▶ [Written request]: Go through the entries one line at a time, and gather every line that has the word "right".

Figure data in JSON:

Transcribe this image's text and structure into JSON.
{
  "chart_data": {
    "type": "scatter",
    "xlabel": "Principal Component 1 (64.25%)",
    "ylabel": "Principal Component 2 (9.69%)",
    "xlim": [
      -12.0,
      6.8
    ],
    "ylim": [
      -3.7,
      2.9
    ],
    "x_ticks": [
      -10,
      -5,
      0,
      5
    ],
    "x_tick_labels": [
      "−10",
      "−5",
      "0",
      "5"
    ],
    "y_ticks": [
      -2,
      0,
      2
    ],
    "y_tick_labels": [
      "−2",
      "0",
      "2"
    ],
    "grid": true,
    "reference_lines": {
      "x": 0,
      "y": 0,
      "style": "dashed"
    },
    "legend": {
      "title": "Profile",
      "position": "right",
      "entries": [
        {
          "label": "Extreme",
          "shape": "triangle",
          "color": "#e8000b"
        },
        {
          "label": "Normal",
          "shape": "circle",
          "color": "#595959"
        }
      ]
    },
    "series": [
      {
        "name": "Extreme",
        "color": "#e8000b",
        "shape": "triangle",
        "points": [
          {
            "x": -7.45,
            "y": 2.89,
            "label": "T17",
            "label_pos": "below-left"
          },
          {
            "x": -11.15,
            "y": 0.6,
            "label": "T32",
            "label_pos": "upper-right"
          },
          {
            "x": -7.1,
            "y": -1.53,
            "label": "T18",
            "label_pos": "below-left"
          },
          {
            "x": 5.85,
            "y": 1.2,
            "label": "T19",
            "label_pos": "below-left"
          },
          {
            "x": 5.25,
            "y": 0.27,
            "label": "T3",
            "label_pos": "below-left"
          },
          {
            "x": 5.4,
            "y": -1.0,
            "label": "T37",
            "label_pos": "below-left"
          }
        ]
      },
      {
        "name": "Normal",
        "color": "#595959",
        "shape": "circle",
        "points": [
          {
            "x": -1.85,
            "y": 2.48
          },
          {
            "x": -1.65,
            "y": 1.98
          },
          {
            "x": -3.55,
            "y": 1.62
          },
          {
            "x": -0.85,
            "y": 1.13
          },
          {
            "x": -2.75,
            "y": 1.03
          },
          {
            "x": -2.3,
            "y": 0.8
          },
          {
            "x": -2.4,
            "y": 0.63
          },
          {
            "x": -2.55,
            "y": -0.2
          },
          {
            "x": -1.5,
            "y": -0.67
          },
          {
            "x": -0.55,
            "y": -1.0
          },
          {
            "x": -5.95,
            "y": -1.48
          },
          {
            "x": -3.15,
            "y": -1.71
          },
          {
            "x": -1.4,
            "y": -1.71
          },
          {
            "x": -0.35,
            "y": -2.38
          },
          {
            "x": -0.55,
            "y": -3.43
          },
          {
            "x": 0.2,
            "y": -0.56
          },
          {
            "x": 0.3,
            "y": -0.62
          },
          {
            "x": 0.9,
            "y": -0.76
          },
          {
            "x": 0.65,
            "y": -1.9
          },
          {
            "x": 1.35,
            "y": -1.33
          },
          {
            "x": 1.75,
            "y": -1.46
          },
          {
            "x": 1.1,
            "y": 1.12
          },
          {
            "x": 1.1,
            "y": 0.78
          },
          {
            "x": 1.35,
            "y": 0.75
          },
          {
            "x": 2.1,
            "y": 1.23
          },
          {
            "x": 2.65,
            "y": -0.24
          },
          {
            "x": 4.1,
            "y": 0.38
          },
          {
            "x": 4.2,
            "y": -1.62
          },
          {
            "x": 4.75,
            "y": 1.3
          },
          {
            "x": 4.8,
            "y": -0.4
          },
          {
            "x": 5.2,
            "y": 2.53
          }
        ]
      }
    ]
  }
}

▶ [Full output]:
      "position": "right",
            "label_pos": "upper-right"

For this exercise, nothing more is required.